| Requirement |
Of all the lines in the material below, how many include the string "世界幸福度ランキング"? Give the number only.

** start of Provided records **

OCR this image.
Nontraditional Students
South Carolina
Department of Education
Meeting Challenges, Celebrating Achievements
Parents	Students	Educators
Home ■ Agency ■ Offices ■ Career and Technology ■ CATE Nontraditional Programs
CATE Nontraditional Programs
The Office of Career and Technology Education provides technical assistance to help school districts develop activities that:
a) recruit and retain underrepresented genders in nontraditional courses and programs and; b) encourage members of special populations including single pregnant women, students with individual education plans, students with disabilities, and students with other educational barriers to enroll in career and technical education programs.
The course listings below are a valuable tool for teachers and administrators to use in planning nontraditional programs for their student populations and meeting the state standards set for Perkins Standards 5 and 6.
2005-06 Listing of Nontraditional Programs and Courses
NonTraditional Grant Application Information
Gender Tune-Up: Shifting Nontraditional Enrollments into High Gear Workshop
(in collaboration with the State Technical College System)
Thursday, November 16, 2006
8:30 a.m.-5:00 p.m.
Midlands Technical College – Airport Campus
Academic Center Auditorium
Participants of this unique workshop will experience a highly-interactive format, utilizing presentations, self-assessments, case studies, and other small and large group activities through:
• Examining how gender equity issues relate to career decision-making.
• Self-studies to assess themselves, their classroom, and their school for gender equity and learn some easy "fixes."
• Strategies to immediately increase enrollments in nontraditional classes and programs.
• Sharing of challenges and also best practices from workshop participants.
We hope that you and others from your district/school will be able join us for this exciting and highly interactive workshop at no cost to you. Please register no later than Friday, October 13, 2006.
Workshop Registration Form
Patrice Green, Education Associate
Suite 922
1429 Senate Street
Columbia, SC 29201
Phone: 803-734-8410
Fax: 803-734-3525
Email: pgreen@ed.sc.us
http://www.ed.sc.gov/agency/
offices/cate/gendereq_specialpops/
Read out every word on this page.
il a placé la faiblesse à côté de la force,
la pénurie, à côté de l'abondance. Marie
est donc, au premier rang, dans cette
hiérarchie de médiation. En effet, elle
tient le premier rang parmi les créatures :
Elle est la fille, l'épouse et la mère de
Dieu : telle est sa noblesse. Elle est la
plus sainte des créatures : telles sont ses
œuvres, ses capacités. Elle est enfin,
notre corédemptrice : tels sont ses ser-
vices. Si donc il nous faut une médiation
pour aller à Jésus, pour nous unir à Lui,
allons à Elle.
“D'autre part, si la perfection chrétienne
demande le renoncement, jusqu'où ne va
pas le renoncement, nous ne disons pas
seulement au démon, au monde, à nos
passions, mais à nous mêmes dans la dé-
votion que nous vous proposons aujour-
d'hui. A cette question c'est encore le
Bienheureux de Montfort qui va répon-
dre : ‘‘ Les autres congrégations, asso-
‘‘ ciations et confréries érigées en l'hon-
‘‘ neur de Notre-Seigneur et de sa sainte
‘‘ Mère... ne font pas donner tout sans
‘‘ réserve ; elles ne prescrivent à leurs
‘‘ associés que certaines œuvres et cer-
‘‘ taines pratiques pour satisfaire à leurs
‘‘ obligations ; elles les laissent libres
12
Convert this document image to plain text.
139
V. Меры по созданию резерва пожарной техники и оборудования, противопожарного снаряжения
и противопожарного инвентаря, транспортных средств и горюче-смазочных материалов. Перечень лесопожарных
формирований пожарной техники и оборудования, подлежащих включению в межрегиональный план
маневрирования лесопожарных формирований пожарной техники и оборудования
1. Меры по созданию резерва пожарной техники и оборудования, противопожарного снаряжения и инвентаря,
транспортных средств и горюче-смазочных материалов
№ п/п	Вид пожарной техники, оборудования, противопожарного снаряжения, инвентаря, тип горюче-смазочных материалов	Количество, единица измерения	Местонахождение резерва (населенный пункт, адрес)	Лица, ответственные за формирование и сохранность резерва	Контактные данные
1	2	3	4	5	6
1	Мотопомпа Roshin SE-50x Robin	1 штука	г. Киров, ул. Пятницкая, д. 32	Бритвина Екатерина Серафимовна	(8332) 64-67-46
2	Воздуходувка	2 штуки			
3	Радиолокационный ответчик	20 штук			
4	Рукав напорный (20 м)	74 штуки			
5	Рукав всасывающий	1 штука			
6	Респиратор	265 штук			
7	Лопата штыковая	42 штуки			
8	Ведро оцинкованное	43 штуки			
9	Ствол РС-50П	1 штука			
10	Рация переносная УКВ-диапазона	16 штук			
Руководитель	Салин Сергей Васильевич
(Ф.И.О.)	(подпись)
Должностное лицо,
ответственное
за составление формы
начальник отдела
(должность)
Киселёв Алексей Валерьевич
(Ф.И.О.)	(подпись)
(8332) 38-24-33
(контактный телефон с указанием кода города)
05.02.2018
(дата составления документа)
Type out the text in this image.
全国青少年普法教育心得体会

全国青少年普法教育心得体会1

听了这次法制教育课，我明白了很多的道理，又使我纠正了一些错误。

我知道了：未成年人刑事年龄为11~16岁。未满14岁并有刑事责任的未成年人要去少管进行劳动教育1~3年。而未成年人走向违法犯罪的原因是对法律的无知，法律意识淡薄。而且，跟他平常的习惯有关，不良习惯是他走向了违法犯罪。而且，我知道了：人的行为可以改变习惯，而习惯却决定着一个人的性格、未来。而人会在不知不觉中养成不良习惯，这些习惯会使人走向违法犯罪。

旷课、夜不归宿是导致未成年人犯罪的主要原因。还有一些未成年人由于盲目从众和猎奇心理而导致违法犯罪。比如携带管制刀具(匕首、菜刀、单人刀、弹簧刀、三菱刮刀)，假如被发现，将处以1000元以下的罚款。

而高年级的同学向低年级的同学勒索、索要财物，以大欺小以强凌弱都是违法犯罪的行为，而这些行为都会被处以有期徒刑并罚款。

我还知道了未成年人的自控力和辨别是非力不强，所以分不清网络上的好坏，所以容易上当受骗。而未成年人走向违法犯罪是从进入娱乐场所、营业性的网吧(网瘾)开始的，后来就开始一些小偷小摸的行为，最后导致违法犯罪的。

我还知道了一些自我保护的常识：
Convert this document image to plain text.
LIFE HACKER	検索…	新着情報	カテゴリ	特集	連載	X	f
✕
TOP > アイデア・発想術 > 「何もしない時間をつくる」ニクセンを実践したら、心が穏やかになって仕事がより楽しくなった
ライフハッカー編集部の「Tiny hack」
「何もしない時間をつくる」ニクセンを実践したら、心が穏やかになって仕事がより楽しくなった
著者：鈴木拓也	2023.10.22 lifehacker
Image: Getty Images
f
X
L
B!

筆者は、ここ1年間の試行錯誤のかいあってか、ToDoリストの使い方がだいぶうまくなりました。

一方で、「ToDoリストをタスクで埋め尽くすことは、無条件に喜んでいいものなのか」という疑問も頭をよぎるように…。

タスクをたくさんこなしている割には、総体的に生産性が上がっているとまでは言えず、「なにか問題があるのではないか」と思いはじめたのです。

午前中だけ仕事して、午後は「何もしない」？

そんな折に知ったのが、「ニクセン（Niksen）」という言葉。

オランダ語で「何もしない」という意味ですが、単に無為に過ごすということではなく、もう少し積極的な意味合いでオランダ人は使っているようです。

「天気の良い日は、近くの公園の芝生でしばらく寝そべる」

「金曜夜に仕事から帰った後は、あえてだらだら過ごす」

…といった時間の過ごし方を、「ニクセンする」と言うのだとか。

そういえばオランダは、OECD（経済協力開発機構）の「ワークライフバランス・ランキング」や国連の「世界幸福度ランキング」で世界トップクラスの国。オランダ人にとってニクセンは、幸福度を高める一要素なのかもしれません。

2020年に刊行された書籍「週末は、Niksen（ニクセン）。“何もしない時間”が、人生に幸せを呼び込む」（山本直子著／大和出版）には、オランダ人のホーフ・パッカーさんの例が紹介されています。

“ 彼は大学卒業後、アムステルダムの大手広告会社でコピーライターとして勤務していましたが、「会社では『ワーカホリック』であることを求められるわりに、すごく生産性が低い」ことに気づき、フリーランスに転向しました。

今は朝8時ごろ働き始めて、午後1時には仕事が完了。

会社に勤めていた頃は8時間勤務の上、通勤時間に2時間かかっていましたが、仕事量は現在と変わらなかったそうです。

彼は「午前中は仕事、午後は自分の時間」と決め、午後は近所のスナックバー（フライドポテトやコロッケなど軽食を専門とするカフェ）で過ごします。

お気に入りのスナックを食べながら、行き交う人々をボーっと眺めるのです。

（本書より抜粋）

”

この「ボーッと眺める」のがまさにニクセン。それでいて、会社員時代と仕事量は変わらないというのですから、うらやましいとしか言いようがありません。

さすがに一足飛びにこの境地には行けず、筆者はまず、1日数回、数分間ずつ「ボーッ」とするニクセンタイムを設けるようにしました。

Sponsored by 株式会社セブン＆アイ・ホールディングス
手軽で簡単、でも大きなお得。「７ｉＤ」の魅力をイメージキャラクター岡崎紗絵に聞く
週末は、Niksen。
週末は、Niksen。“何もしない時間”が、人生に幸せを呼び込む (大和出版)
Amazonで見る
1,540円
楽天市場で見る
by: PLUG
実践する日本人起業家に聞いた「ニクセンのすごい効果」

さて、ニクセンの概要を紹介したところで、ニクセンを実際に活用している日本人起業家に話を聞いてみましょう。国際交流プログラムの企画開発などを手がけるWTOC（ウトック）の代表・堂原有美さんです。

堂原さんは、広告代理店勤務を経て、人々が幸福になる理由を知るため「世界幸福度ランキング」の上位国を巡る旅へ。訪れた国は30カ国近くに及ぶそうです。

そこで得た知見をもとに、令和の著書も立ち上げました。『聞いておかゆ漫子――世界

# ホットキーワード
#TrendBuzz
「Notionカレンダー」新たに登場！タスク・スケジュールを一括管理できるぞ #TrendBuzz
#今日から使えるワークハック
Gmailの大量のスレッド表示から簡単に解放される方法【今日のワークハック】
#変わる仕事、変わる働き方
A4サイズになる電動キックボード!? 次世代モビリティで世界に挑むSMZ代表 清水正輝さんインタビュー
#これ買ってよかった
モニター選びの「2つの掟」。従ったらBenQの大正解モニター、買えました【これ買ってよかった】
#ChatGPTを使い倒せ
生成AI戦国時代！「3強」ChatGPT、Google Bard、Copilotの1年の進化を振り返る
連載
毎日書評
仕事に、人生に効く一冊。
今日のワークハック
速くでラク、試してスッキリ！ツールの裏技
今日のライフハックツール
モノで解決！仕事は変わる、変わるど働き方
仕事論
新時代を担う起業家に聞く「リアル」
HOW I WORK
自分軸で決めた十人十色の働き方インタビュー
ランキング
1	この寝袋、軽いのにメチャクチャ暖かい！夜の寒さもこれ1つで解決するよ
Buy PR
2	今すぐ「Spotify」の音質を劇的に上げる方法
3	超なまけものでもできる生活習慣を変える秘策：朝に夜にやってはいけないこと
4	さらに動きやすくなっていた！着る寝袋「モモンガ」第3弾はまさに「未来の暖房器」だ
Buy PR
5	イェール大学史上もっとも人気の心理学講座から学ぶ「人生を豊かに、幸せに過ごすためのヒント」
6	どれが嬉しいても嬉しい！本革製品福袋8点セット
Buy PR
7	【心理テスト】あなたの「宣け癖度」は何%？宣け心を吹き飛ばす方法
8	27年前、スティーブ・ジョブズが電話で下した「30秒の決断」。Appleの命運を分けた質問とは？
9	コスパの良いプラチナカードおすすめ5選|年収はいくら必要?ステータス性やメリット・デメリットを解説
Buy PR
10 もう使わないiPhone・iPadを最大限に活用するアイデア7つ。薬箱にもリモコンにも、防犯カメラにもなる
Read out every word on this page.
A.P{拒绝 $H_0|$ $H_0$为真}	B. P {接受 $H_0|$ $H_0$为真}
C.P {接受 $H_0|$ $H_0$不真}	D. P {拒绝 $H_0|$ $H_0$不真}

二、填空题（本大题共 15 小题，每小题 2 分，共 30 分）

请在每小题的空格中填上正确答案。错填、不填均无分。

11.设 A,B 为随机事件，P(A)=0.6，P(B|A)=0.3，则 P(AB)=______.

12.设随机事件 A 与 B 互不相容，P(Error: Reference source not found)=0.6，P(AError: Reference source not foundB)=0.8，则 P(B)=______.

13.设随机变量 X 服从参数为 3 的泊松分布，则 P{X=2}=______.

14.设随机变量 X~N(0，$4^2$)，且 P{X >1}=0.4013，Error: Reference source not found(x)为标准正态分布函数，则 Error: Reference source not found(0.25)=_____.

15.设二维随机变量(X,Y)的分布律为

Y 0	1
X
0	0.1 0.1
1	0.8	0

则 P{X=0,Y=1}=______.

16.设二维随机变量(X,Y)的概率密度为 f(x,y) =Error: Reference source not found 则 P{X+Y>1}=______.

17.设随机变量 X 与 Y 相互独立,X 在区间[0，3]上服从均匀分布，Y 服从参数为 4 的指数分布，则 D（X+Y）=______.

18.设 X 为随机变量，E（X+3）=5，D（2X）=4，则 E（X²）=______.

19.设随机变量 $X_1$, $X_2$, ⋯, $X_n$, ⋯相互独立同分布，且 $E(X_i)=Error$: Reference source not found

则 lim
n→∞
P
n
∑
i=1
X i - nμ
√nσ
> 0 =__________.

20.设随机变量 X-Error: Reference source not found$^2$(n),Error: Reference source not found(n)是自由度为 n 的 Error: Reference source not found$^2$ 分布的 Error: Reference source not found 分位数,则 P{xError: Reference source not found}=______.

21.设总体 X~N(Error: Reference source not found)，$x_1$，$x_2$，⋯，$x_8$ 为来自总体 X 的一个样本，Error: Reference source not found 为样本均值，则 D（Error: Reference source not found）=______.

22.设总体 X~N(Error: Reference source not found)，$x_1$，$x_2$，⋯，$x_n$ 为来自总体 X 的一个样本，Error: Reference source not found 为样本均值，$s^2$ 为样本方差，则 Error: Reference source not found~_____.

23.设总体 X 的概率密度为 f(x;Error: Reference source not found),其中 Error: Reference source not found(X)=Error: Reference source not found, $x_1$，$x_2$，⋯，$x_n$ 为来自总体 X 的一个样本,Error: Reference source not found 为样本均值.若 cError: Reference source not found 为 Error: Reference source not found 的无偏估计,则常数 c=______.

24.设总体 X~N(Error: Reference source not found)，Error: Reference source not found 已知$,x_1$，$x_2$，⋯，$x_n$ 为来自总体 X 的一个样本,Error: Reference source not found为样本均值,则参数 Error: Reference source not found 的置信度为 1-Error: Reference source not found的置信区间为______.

** end of Provided records **

| Expected answer |
2